[Source data]
++++++++++

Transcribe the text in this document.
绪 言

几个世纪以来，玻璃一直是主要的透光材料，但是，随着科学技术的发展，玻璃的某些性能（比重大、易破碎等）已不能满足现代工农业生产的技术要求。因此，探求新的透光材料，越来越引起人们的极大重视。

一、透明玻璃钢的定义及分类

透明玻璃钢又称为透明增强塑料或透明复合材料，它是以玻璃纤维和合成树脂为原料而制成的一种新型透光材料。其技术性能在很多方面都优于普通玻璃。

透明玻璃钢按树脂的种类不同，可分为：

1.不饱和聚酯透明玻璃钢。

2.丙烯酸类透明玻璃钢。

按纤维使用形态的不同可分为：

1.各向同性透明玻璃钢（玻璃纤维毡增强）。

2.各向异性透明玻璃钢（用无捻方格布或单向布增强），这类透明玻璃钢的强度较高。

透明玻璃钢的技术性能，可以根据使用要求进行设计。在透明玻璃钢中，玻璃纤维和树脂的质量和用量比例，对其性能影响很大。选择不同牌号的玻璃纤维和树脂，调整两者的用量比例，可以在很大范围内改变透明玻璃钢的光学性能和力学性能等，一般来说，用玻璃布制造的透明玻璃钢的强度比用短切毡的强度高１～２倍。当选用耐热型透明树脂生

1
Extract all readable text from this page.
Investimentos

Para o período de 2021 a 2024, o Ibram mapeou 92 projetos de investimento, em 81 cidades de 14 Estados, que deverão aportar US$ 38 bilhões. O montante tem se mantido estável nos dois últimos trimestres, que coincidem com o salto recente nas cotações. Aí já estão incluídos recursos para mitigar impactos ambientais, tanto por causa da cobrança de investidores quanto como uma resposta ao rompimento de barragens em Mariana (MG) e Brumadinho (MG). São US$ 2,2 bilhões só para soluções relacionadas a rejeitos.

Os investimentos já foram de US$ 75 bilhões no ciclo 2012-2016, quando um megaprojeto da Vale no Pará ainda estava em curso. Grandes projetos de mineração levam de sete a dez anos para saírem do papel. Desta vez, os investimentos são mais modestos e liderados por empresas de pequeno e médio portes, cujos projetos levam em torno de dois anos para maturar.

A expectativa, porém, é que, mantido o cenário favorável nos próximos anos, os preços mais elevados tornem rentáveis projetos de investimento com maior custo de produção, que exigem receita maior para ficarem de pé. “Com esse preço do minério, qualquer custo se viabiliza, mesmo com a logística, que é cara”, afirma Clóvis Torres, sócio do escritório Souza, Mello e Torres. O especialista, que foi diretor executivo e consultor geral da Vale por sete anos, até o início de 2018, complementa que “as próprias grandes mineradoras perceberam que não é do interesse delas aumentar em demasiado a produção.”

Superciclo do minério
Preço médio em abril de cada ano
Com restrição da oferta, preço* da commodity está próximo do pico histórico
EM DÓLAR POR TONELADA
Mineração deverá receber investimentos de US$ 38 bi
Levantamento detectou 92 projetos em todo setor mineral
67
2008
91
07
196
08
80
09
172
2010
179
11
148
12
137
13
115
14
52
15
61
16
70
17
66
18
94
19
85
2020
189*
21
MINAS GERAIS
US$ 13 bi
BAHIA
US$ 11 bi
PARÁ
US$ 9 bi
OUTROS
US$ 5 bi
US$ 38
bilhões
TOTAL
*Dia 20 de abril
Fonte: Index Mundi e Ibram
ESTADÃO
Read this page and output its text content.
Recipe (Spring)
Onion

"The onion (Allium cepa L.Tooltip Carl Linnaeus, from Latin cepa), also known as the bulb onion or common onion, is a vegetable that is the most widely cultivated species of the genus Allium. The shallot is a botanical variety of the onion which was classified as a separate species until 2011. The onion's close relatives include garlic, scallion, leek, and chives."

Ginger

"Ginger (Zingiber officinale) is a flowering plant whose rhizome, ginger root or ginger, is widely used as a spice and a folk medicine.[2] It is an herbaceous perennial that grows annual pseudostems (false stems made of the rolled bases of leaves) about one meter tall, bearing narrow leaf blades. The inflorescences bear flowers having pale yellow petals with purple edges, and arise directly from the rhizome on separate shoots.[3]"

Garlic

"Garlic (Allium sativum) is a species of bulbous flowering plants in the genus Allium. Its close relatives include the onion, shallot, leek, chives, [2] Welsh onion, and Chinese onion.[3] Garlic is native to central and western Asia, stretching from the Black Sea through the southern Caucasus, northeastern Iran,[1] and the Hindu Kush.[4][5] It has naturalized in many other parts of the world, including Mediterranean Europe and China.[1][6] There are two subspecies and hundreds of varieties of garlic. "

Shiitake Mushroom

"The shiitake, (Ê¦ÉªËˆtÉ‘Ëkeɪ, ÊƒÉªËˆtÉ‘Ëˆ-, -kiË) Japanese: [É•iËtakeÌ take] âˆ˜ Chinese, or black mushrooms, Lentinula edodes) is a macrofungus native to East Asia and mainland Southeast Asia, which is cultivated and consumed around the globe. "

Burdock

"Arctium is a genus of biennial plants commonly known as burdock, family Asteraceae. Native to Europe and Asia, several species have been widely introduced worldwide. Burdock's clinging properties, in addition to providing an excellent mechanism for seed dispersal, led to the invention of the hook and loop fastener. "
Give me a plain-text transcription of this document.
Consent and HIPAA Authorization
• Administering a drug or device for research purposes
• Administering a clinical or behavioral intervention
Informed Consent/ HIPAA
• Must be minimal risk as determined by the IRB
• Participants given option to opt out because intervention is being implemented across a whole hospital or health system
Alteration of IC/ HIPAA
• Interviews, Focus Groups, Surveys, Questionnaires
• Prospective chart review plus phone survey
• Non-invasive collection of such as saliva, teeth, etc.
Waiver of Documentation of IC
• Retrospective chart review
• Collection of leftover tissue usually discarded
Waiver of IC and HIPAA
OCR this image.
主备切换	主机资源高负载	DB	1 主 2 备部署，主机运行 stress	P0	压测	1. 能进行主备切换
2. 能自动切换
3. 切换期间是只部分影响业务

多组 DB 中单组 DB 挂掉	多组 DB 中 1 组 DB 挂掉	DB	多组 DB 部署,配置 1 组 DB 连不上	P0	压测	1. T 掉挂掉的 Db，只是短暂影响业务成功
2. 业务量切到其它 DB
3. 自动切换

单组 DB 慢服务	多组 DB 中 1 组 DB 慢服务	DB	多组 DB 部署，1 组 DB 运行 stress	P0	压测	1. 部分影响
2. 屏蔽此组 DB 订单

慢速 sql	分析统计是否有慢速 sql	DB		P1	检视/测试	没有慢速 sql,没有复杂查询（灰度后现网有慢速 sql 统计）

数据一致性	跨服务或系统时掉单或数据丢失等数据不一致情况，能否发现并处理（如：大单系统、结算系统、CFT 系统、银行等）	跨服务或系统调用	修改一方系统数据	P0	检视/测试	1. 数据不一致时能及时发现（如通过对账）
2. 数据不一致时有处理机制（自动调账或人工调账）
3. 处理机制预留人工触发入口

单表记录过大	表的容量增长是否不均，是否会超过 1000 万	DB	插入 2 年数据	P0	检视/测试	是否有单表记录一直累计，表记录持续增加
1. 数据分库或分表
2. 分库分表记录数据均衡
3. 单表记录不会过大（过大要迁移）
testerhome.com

++++++++++

[Work required] Transcribe each record exactly. Leave nothing out.

[Exercise output]
Transcribe the text in this document.
绪 言

几个世纪以来，玻璃一直是主要的透光材料，但是，随着科学技术的发展，玻璃的某些性能（比重大、易破碎等）已不能满足现代工农业生产的技术要求。因此，探求新的透光材料，越来越引起人们的极大重视。

一、透明玻璃钢的定义及分类

透明玻璃钢又称为透明增强塑料或透明复合材料，它是以玻璃纤维和合成树脂为原料而制成的一种新型透光材料。其技术性能在很多方面都优于普通玻璃。

透明玻璃钢按树脂的种类不同，可分为：

1.不饱和聚酯透明玻璃钢。

2.丙烯酸类透明玻璃钢。

按纤维使用形态的不同可分为：

1.各向同性透明玻璃钢（玻璃纤维毡增强）。

2.各向异性透明玻璃钢（用无捻方格布或单向布增强），这类透明玻璃钢的强度较高。

透明玻璃钢的技术性能，可以根据使用要求进行设计。在透明玻璃钢中，玻璃纤维和树脂的质量和用量比例，对其性能影响很大。选择不同牌号的玻璃纤维和树脂，调整两者的用量比例，可以在很大范围内改变透明玻璃钢的光学性能和力学性能等，一般来说，用玻璃布制造的透明玻璃钢的强度比用短切毡的强度高１～２倍。当选用耐热型透明树脂生

1
Extract all readable text from this page.
Investimentos

Para o período de 2021 a 2024, o Ibram mapeou 92 projetos de investimento, em 81 cidades de 14 Estados, que deverão aportar US$ 38 bilhões. O montante tem se mantido estável nos dois últimos trimestres, que coincidem com o salto recente nas cotações. Aí já estão incluídos recursos para mitigar impactos ambientais, tanto por causa da cobrança de investidores quanto como uma resposta ao rompimento de barragens em Mariana (MG) e Brumadinho (MG). São US$ 2,2 bilhões só para soluções relacionadas a rejeitos.

Os investimentos já foram de US$ 75 bilhões no ciclo 2012-2016, quando um megaprojeto da Vale no Pará ainda estava em curso. Grandes projetos de mineração levam de sete a dez anos para saírem do papel. Desta vez, os investimentos são mais modestos e liderados por empresas de pequeno e médio portes, cujos projetos levam em torno de dois anos para maturar.

A expectativa, porém, é que, mantido o cenário favorável nos próximos anos, os preços mais elevados tornem rentáveis projetos de investimento com maior custo de produção, que exigem receita maior para ficarem de pé. “Com esse preço do minério, qualquer custo se viabiliza, mesmo com a logística, que é cara”, afirma Clóvis Torres, sócio do escritório Souza, Mello e Torres. O especialista, que foi diretor executivo e consultor geral da Vale por sete anos, até o início de 2018, complementa que “as próprias grandes mineradoras perceberam que não é do interesse delas aumentar em demasiado a produção.”

Superciclo do minério
Preço médio em abril de cada ano
Com restrição da oferta, preço* da commodity está próximo do pico histórico
EM DÓLAR POR TONELADA
Mineração deverá receber investimentos de US$ 38 bi
Levantamento detectou 92 projetos em todo setor mineral
67
2008
91
07
196
08
80
09
172
2010
179
11
148
12
137
13
115
14
52
15
61
16
70
17
66
18
94
19
85
2020
189*
21
MINAS GERAIS
US$ 13 bi
BAHIA
US$ 11 bi
PARÁ
US$ 9 bi
OUTROS
US$ 5 bi
US$ 38
bilhões
TOTAL
*Dia 20 de abril
Fonte: Index Mundi e Ibram
ESTADÃO
Read this page and output its text content.
Recipe (Spring)
Onion

"The onion (Allium cepa L.Tooltip Carl Linnaeus, from Latin cepa), also known as the bulb onion or common onion, is a vegetable that is the most widely cultivated species of the genus Allium. The shallot is a botanical variety of the onion which was classified as a separate species until 2011. The onion's close relatives include garlic, scallion, leek, and chives."

Ginger

"Ginger (Zingiber officinale) is a flowering plant whose rhizome, ginger root or ginger, is widely used as a spice and a folk medicine.[2] It is an herbaceous perennial that grows annual pseudostems (false stems made of the rolled bases of leaves) about one meter tall, bearing narrow leaf blades. The inflorescences bear flowers having pale yellow petals with purple edges, and arise directly from the rhizome on separate shoots.[3]"

Garlic

"Garlic (Allium sativum) is a species of bulbous flowering plants in the genus Allium. Its close relatives include the onion, shallot, leek, chives, [2] Welsh onion, and Chinese onion.[3] Garlic is native to central and western Asia, stretching from the Black Sea through the southern Caucasus, northeastern Iran,[1] and the Hindu Kush.[4][5] It has naturalized in many other parts of the world, including Mediterranean Europe and China.[1][6] There are two subspecies and hundreds of varieties of garlic. "

Shiitake Mushroom

"The shiitake, (Ê¦ÉªËˆtÉ‘Ëkeɪ, ÊƒÉªËˆtÉ‘Ëˆ-, -kiË) Japanese: [É•iËtakeÌ take] âˆ˜ Chinese, or black mushrooms, Lentinula edodes) is a macrofungus native to East Asia and mainland Southeast Asia, which is cultivated and consumed around the globe. "

Burdock

"Arctium is a genus of biennial plants commonly known as burdock, family Asteraceae. Native to Europe and Asia, several species have been widely introduced worldwide. Burdock's clinging properties, in addition to providing an excellent mechanism for seed dispersal, led to the invention of the hook and loop fastener. "
Give me a plain-text transcription of this document.
Consent and HIPAA Authorization
• Administering a drug or device for research purposes
• Administering a clinical or behavioral intervention
Informed Consent/ HIPAA
• Must be minimal risk as determined by the IRB
• Participants given option to opt out because intervention is being implemented across a whole hospital or health system
Alteration of IC/ HIPAA
• Interviews, Focus Groups, Surveys, Questionnaires
• Prospective chart review plus phone survey
• Non-invasive collection of such as saliva, teeth, etc.
Waiver of Documentation of IC
• Retrospective chart review
• Collection of leftover tissue usually discarded
Waiver of IC and HIPAA
OCR this image.
主备切换	主机资源高负载	DB	1 主 2 备部署，主机运行 stress	P0	压测	1. 能进行主备切换
2. 能自动切换
3. 切换期间是只部分影响业务

多组 DB 中单组 DB 挂掉	多组 DB 中 1 组 DB 挂掉	DB	多组 DB 部署,配置 1 组 DB 连不上	P0	压测	1. T 掉挂掉的 Db，只是短暂影响业务成功
2. 业务量切到其它 DB
3. 自动切换

单组 DB 慢服务	多组 DB 中 1 组 DB 慢服务	DB	多组 DB 部署，1 组 DB 运行 stress	P0	压测	1. 部分影响
2. 屏蔽此组 DB 订单

慢速 sql	分析统计是否有慢速 sql	DB		P1	检视/测试	没有慢速 sql,没有复杂查询（灰度后现网有慢速 sql 统计）

数据一致性	跨服务或系统时掉单或数据丢失等数据不一致情况，能否发现并处理（如：大单系统、结算系统、CFT 系统、银行等）	跨服务或系统调用	修改一方系统数据	P0	检视/测试	1. 数据不一致时能及时发现（如通过对账）
2. 数据不一致时有处理机制（自动调账或人工调账）
3. 处理机制预留人工触发入口

单表记录过大	表的容量增长是否不均，是否会超过 1000 万	DB	插入 2 年数据	P0	检视/测试	是否有单表记录一直累计，表记录持续增加
1. 数据分库或分表
2. 分库分表记录数据均衡
3. 单表记录不会过大（过大要迁移）
testerhome.com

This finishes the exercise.